* **Tasks to perform**:
1. Write out everything in the battery text from "Vented batteries are" down to "batteries are located.", with the wording left unchanged.
2. Carry the battery text forward from the point where it stops.

* **Given text**:
-- START --

Vented batteries are always a risk of spillage which is their most common hazard, they should always be in a plastic lined cardboard or plastic box with sides taller than the battery and no holes in it. You would be surprised at how far away I have found acid around a vented lead acid battery under charge.
Have an emergency plan, keep a box of baking soda and a water source around to neutralise and flush the acid in case of spillage. It is best to have plastic under and around wherever your lead-acid batteries are located.
Ronald Knight gets about fifteen times more power from his Bedini-charged batteries than is drawn from the driving side of the circuit. He stresses that this does not happen immediately, as the batteries being charged have to be "conditioned" by repeated cycles of charging and discharging. When this is done, the capacity of the batteries being charged increases. Interestingly, the rate of current draw on the driving side of the circuit is not increased if the battery bank being charged is increased in capacity. This is because the power which charges the batteries flows from the environment and not from the driving battery. The driving battery just produces the high-voltage spikes which trigger the energy flow from the environment, and as a consequence of that the battery bank being charged can be a higher voltage than the 12-volt driving battery, and there can be any number of batteries in the charging bank.

-- END --

* **Layout element annotations**:
-- START --

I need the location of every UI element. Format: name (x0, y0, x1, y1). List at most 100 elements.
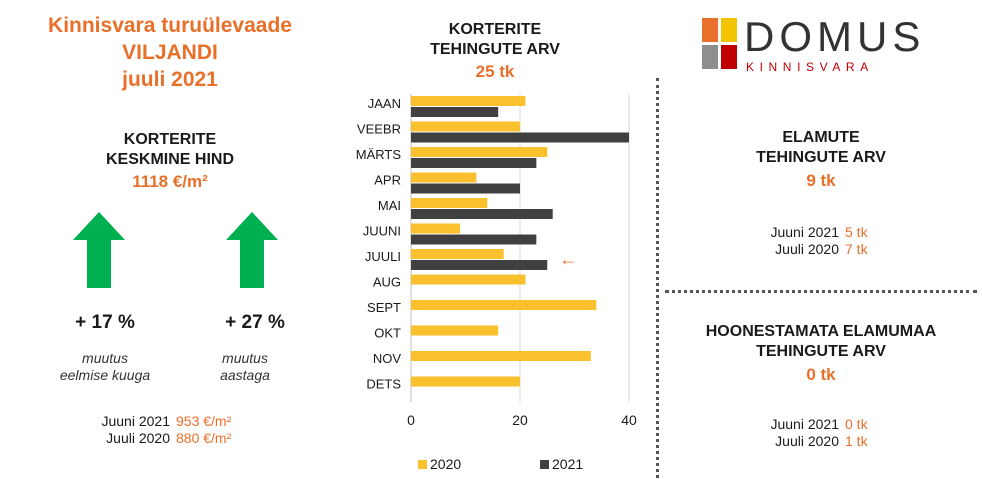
land-deals-heading-line2: TEHINGUTE ARV (756, 343, 886, 360)
legend-label-2021: 2021 (552, 456, 583, 472)
logo-block-red (721, 45, 737, 69)
category-label: JUUNI (363, 224, 401, 239)
compare-label: Juuli 2020 (106, 430, 170, 446)
category-label: JAAN (368, 96, 401, 111)
change-year-note: muutus aastaga (190, 350, 300, 384)
land-compare-row: Juuli 2020 1 tk (745, 433, 868, 450)
x-tick-label: 40 (621, 412, 637, 428)
apartment-deals-chart: JAAN VEEBR MÄRTS APR MAI JUUNI JUULI ← AUG SEPT OK… (356, 94, 637, 472)
category-label: SEPT (367, 300, 401, 315)
change-month-pct: + 17 % (75, 312, 135, 333)
compare-value: 1 tk (845, 433, 868, 449)
pointer-arrow-icon: ← (559, 249, 577, 269)
compare-value: 953 €/m² (176, 413, 232, 429)
land-deals-heading-line1: HOONESTAMATA ELAMUMAA (705, 323, 937, 340)
bar-2020 (411, 223, 461, 234)
bar-2020 (411, 274, 526, 285)
report-title-line3: juuli 2021 (122, 68, 218, 91)
change-month-note: muutus eelmise kuuga (30, 350, 180, 384)
compare-label: Juuli 2020 (775, 241, 839, 257)
bar-2020 (411, 249, 504, 259)
house-compare-row: Juuni 2021 5 tk (745, 224, 868, 241)
house-compare: Juuni 2021 5 tk Juuli 2020 7 tk (745, 224, 868, 258)
category-label: OKT (374, 326, 401, 341)
legend-swatch-2021 (540, 460, 549, 469)
bar-2020 (411, 325, 499, 336)
category-label: AUG (373, 275, 401, 290)
land-deals-value: 0 tk (806, 365, 836, 384)
house-deals-heading-line2: TEHINGUTE ARV (756, 149, 886, 166)
apartment-deals-value: 25 tk (475, 62, 515, 81)
change-year-note-line2: aastaga (220, 367, 270, 383)
compare-value: 0 tk (845, 416, 868, 432)
compare-value: 7 tk (845, 241, 868, 257)
compare-label: Juuni 2021 (101, 413, 170, 429)
legend-label-2020: 2020 (430, 456, 461, 472)
price-compare-row: Juuli 2020 880 €/m² (80, 430, 231, 447)
bar-2020 (411, 351, 591, 361)
apartment-deals-block: KORTERITE TEHINGUTE ARV 25 tk (400, 20, 590, 82)
bar-2021 (411, 234, 537, 245)
bar-2021 (411, 209, 553, 219)
report-title-line1: Kinnisvara turuülevaade (48, 14, 292, 37)
compare-label: Juuli 2020 (775, 433, 839, 449)
land-compare-row: Juuni 2021 0 tk (745, 416, 868, 433)
bar-2020 (411, 300, 597, 310)
arrow-up-icon (226, 212, 278, 288)
change-year-note-line1: muutus (222, 350, 268, 366)
land-deals-block: HOONESTAMATA ELAMUMAA TEHINGUTE ARV 0 tk (665, 322, 977, 385)
logo-block-yellow (721, 18, 737, 42)
category-label: MAI (378, 198, 401, 213)
house-compare-row: Juuli 2020 7 tk (745, 241, 868, 258)
compare-label: Juuni 2021 (770, 224, 839, 240)
category-label: NOV (373, 351, 402, 366)
arrow-up-icon (73, 212, 125, 288)
bar-2021 (411, 183, 520, 194)
report-title-line2: VILJANDI (122, 41, 218, 64)
logo-block-grey (702, 45, 718, 69)
domus-logo: DOMUS KINNISVARA (702, 14, 962, 78)
horizontal-divider (665, 290, 977, 293)
x-tick-label: 20 (512, 412, 528, 428)
bar-2020 (411, 147, 548, 157)
avg-price-heading-line2: KESKMINE HIND (105, 151, 234, 168)
category-label: DETS (366, 377, 401, 392)
logo-tagline: KINNISVARA (746, 60, 874, 74)
compare-value: 880 €/m² (176, 430, 232, 446)
vertical-divider (656, 78, 659, 478)
price-compare: Juuni 2021 953 €/m² Juuli 2020 880 €/m² (80, 413, 231, 447)
avg-price-heading-line1: KORTERITE (123, 131, 217, 148)
change-month-note-line1: muutus (82, 350, 128, 366)
land-compare: Juuni 2021 0 tk Juuli 2020 1 tk (745, 416, 868, 450)
category-label: MÄRTS (356, 147, 402, 162)
compare-label: Juuni 2021 (770, 416, 839, 432)
bar-2021 (411, 260, 548, 270)
price-compare-row: Juuni 2021 953 €/m² (80, 413, 231, 430)
apartment-deals-heading-line2: TEHINGUTE ARV (430, 41, 560, 58)
legend-swatch-2020 (418, 460, 427, 469)
bar-2020 (411, 172, 477, 183)
house-deals-heading-line1: ELAMUTE (782, 129, 860, 146)
x-tick-label: 0 (407, 412, 415, 428)
report-title: Kinnisvara turuülevaade VILJANDI juuli 2… (0, 12, 340, 93)
bar-2021 (411, 158, 537, 168)
avg-price-value: 1118 €/m² (132, 172, 208, 191)
category-label: JUULI (365, 249, 401, 264)
apartment-deals-heading-line1: KORTERITE (448, 21, 542, 38)
logo-name: DOMUS (744, 13, 926, 60)
logo-block-orange (702, 18, 718, 42)
bar-2020 (411, 96, 526, 106)
bar-2021 (411, 132, 629, 143)
bar-2020 (411, 376, 520, 387)
compare-value: 5 tk (845, 224, 868, 240)
bar-2020 (411, 198, 488, 208)
category-label: APR (374, 173, 401, 188)
change-month-note-line2: eelmise kuuga (59, 367, 151, 383)
house-deals-value: 9 tk (806, 171, 836, 190)
change-year-pct: + 27 % (225, 312, 285, 333)
bar-2020 (411, 121, 520, 132)
house-deals-block: ELAMUTE TEHINGUTE ARV 9 tk (665, 128, 977, 191)
avg-price-block: KORTERITE KESKMINE HIND 1118 €/m² (0, 130, 340, 192)
category-label: VEEBR (357, 122, 401, 137)
bar-2021 (411, 107, 499, 117)
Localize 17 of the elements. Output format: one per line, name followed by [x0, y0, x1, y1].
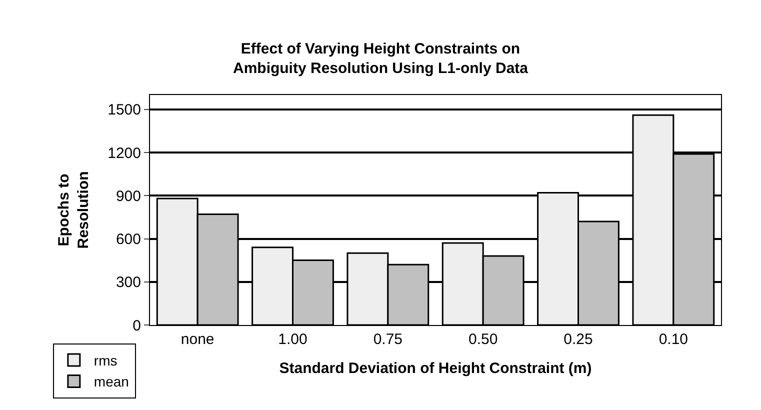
x-tick-label: 1.00	[278, 331, 308, 348]
x-tick-label: 0.75	[373, 331, 403, 348]
y-tick-label: 900	[116, 188, 141, 205]
x-tick-label: 0.10	[658, 331, 688, 348]
x-axis-title: Standard Deviation of Height Constraint (m)	[279, 360, 592, 377]
x-tick-label: none	[180, 331, 214, 348]
y-tick-label: 0	[132, 317, 141, 334]
legend-label: rms	[94, 352, 118, 368]
legend-label: mean	[94, 374, 129, 390]
y-axis-title: Epochs to Resolution	[55, 171, 92, 249]
chart-title: Effect of Varying Height Constraints on Ambiguity Resolution Using L1-only Data	[232, 40, 529, 77]
y-tick-label: 300	[116, 274, 141, 292]
y-tick-label: 1200	[108, 144, 141, 162]
y-tick-label: 1500	[108, 102, 141, 119]
x-tick-label: 0.25	[564, 331, 593, 348]
x-tick-label: 0.50	[468, 331, 498, 348]
y-tick-label: 600	[116, 231, 141, 248]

-- END --

* **Answers per task**:
1.
Vented batteries are always a risk of spillage which is their most common hazard, they should always be in a plastic lined cardboard or plastic box with sides taller than the battery and no holes in it. You would be surprised at how far away I have found acid around a vented lead acid battery under charge.
Have an emergency plan, keep a box of baking soda and a water source around to neutralise and flush the acid in case of spillage. It is best to have plastic under and around wherever your lead-acid batteries are located.

2.
Ron Pugh's Charger. John Bedini's designs have been experimented with and developed by a number of enthusiasts. This in no way detracts from fact that the whole system and concepts come from John and I should like to express my sincere thanks to John for his most generous sharing of his systems. Thanks is also due to Ron Pugh who has kindly agreed for the details of one of his Bedini generators to be presented here. Let me stress again, that if you decide to build and use one of these devices, you do so entirely at your own risk and no responsibility for your actions rests with John Bedini, Ron Pugh or anyone else. Let me stress again that this document is provided for information purposes only and is not a recommendation or encouragement for you to build a similar device.
Ron's device is much more powerful than the average system, having fifteen coil windings and it performs most impressively. Here is a picture of it rotating at high speed:
This is not a toy. It draws significant current and produces substantial charging rates. This is how Ron chose to build his device. The rotor is constructed from aluminium discs which were to hand but he would have chosen aluminium for the rotor if starting from scratch as his experience indicates that it is a very suitable material for the rotor. The rotor has six magnets inserted in it. These are evenly spaced 60 degrees apart with the North poles all facing outwards.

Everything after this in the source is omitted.